OBJECTIVE:
Look through the records and report how many lines include the word "true", with no other words.
● ● ●
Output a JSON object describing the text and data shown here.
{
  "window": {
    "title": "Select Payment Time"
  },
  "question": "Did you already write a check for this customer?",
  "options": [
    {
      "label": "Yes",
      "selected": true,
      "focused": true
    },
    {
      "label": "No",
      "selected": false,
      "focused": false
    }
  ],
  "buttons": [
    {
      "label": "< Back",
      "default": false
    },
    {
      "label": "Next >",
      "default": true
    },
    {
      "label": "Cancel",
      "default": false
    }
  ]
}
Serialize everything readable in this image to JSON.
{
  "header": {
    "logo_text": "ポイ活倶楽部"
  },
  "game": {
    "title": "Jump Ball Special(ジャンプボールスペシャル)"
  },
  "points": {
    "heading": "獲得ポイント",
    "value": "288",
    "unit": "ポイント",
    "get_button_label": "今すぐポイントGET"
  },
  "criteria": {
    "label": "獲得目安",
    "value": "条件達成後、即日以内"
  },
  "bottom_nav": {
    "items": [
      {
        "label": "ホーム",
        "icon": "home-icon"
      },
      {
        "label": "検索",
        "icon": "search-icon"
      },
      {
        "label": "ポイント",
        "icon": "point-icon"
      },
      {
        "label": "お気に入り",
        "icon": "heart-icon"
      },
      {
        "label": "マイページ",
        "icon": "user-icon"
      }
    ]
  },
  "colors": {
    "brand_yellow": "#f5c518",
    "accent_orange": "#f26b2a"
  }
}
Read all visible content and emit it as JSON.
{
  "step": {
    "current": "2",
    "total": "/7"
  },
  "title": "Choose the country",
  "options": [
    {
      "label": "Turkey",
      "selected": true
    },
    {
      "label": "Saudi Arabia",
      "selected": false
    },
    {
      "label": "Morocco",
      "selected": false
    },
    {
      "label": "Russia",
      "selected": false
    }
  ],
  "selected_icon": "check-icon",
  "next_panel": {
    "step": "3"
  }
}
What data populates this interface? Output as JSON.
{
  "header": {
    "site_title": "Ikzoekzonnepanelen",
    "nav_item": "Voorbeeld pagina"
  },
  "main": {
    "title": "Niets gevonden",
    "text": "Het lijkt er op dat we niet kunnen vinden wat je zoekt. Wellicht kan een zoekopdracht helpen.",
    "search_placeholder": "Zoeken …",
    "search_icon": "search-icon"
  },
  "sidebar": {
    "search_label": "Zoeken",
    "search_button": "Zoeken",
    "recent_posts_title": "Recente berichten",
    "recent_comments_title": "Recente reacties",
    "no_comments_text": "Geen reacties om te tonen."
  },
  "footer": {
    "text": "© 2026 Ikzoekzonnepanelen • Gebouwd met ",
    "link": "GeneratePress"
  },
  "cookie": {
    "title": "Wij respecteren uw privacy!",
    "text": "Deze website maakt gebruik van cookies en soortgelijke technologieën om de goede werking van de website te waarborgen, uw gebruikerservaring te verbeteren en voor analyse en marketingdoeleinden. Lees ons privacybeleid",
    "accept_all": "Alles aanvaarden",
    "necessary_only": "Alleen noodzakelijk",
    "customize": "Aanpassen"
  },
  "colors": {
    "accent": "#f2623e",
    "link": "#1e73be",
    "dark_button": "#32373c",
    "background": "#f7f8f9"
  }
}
● ● ●
THE ANSWER:
4